— Provided records —

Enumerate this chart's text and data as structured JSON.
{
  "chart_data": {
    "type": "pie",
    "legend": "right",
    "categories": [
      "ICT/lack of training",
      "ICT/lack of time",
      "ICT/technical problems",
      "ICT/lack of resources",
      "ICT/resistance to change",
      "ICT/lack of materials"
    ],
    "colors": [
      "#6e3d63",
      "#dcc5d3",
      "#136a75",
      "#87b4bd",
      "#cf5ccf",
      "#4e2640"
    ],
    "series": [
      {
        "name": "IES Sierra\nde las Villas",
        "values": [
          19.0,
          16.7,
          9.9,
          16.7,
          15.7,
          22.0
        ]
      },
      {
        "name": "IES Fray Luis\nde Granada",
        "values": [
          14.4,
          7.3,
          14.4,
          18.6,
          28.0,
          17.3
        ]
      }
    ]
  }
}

— What the task asks —
Reproduce the data in its entirety, matching each character.

— Solution for this exercise —
Enumerate this chart's text and data as structured JSON.
{
  "chart_data": {
    "type": "pie",
    "legend": "right",
    "categories": [
      "ICT/lack of training",
      "ICT/lack of time",
      "ICT/technical problems",
      "ICT/lack of resources",
      "ICT/resistance to change",
      "ICT/lack of materials"
    ],
    "colors": [
      "#6e3d63",
      "#dcc5d3",
      "#136a75",
      "#87b4bd",
      "#cf5ccf",
      "#4e2640"
    ],
    "series": [
      {
        "name": "IES Sierra\nde las Villas",
        "values": [
          19.0,
          16.7,
          9.9,
          16.7,
          15.7,
          22.0
        ]
      },
      {
        "name": "IES Fray Luis\nde Granada",
        "values": [
          14.4,
          7.3,
          14.4,
          18.6,
          28.0,
          17.3
        ]
      }
    ]
  }
}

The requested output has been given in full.